• Task statement: The records follow. Transcribe only the lines from the line containing "Parse this chart and return its data as JSON." through the end, both ends included, and leave out the pictures.
begin Dataset entries
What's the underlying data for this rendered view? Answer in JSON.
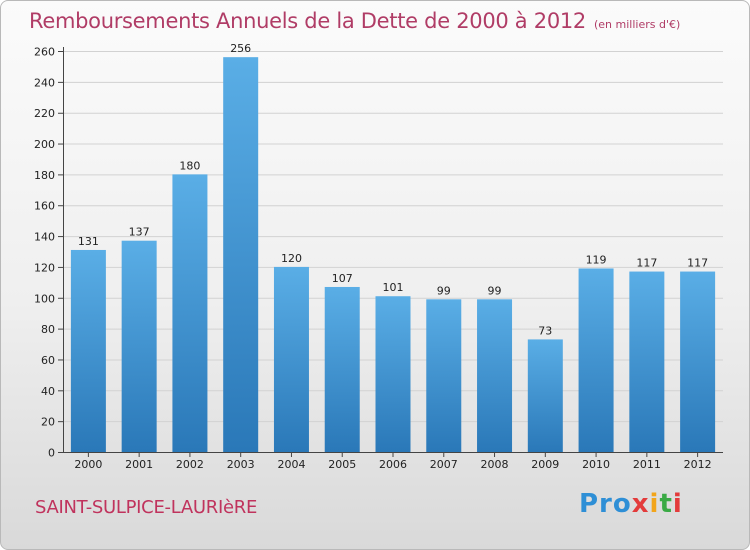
{
  "header": {
    "title": "Remboursements Annuels de la Dette de 2000 à 2012",
    "unit": "(en milliers d'€)"
  },
  "footer": {
    "commune": "SAINT-SULPICE-LAURIèRE",
    "logo": [
      "Pro",
      "x",
      "i",
      "t",
      "i"
    ]
  },
  "colors": {
    "bar_top": "#5aaee6",
    "bar_bottom": "#2a78b8",
    "title": "#b03c66"
  },
  "chart_data": {
    "type": "bar",
    "title": "Remboursements Annuels de la Dette de 2000 à 2012",
    "categories": [
      "2000",
      "2001",
      "2002",
      "2003",
      "2004",
      "2005",
      "2006",
      "2007",
      "2008",
      "2009",
      "2010",
      "2011",
      "2012"
    ],
    "values": [
      131,
      137,
      180,
      256,
      120,
      107,
      101,
      99,
      99,
      73,
      119,
      117,
      117
    ],
    "ylim": [
      0,
      260
    ],
    "yticks": [
      0,
      20,
      40,
      60,
      80,
      100,
      120,
      140,
      160,
      180,
      200,
      220,
      240,
      260
    ],
    "grid": true,
    "legend": "none"
  }
}
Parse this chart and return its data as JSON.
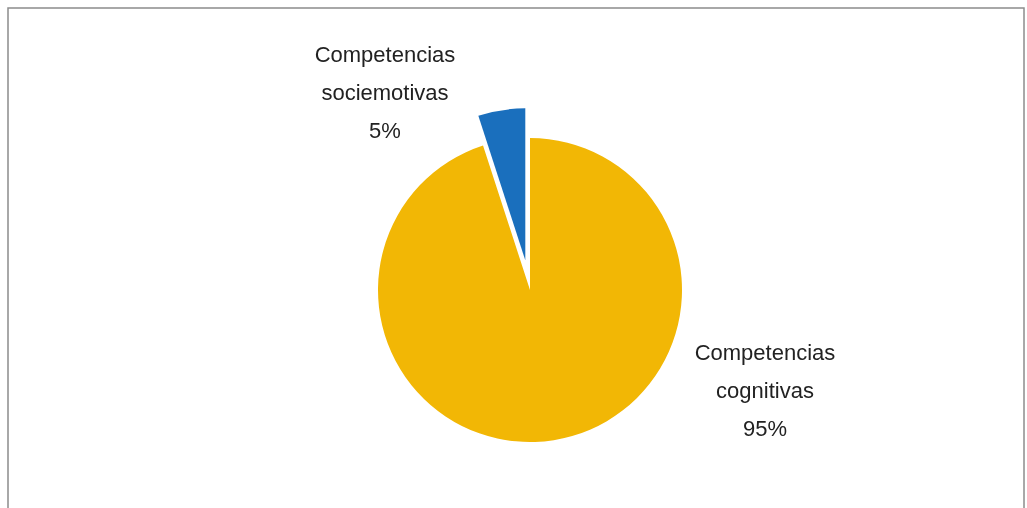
{
  "chart_data": {
    "type": "pie",
    "categories": [
      "Competencias cognitivas",
      "Competencias sociemotivas"
    ],
    "values": [
      95,
      5
    ],
    "colors": [
      "#f2b705",
      "#1a6fbd"
    ],
    "value_labels": [
      "95%",
      "5%"
    ]
  }
}
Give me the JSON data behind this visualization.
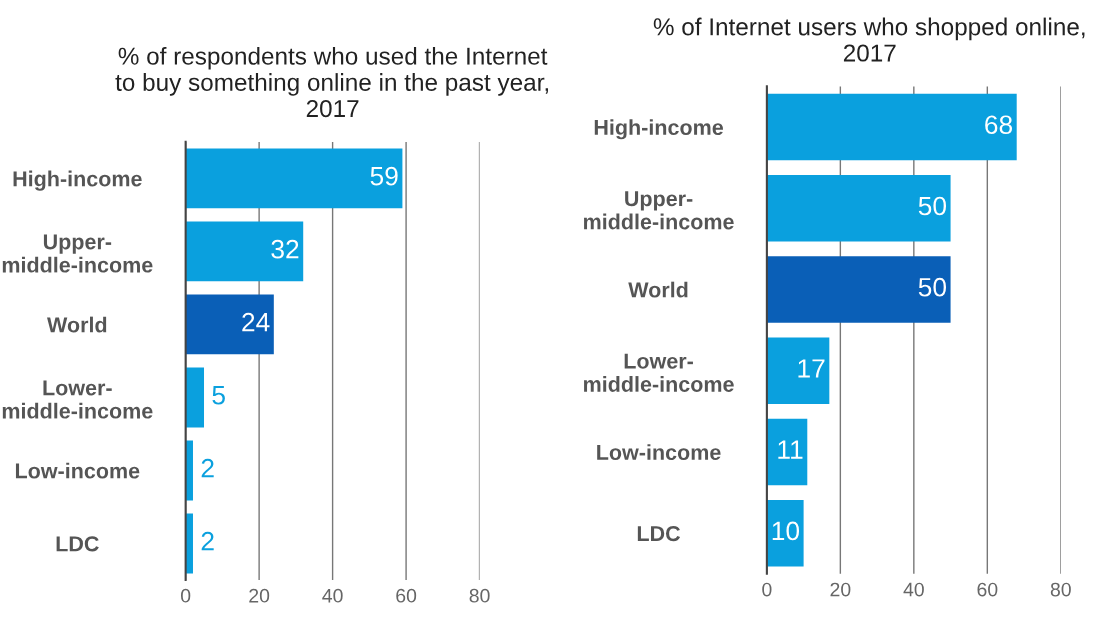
{
  "chart_data": [
    {
      "type": "bar",
      "orientation": "horizontal",
      "title": "% of respondents who used the Internet\nto buy something online in the past year,\n2017",
      "categories": [
        "High-income",
        "Upper-\nmiddle-income",
        "World",
        "Lower-\nmiddle-income",
        "Low-income",
        "LDC"
      ],
      "values": [
        59,
        32,
        24,
        5,
        2,
        2
      ],
      "colors": [
        "#0aa0de",
        "#0aa0de",
        "#0a5fb7",
        "#0aa0de",
        "#0aa0de",
        "#0aa0de"
      ],
      "xlim": [
        0,
        80
      ],
      "xticks": [
        0,
        20,
        40,
        60,
        80
      ],
      "grid": "x",
      "data_labels": true
    },
    {
      "type": "bar",
      "orientation": "horizontal",
      "title": "% of Internet users who shopped online,\n2017",
      "categories": [
        "High-income",
        "Upper-\nmiddle-income",
        "World",
        "Lower-\nmiddle-income",
        "Low-income",
        "LDC"
      ],
      "values": [
        68,
        50,
        50,
        17,
        11,
        10
      ],
      "colors": [
        "#0aa0de",
        "#0aa0de",
        "#0a5fb7",
        "#0aa0de",
        "#0aa0de",
        "#0aa0de"
      ],
      "xlim": [
        0,
        80
      ],
      "xticks": [
        0,
        20,
        40,
        60,
        80
      ],
      "grid": "x",
      "data_labels": true
    }
  ]
}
end Dataset entries
• Answer:
Parse this chart and return its data as JSON.
{
  "chart_data": {
    "type": "pie",
    "categories": [
      "Competencias cognitivas",
      "Competencias sociemotivas"
    ],
    "values": [
      95,
      5
    ],
    "colors": [
      "#f2b705",
      "#1a6fbd"
    ],
    "value_labels": [
      "95%",
      "5%"
    ]
  }
}
Give me the JSON data behind this visualization.
{
  "chart_data": [
    {
      "type": "bar",
      "orientation": "horizontal",
      "title": "% of respondents who used the Internet\nto buy something online in the past year,\n2017",
      "categories": [
        "High-income",
        "Upper-\nmiddle-income",
        "World",
        "Lower-\nmiddle-income",
        "Low-income",
        "LDC"
      ],
      "values": [
        59,
        32,
        24,
        5,
        2,
        2
      ],
      "colors": [
        "#0aa0de",
        "#0aa0de",
        "#0a5fb7",
        "#0aa0de",
        "#0aa0de",
        "#0aa0de"
      ],
      "xlim": [
        0,
        80
      ],
      "xticks": [
        0,
        20,
        40,
        60,
        80
      ],
      "grid": "x",
      "data_labels": true
    },
    {
      "type": "bar",
      "orientation": "horizontal",
      "title": "% of Internet users who shopped online,\n2017",
      "categories": [
        "High-income",
        "Upper-\nmiddle-income",
        "World",
        "Lower-\nmiddle-income",
        "Low-income",
        "LDC"
      ],
      "values": [
        68,
        50,
        50,
        17,
        11,
        10
      ],
      "colors": [
        "#0aa0de",
        "#0aa0de",
        "#0a5fb7",
        "#0aa0de",
        "#0aa0de",
        "#0aa0de"
      ],
      "xlim": [
        0,
        80
      ],
      "xticks": [
        0,
        20,
        40,
        60,
        80
      ],
      "grid": "x",
      "data_labels": true
    }
  ]
}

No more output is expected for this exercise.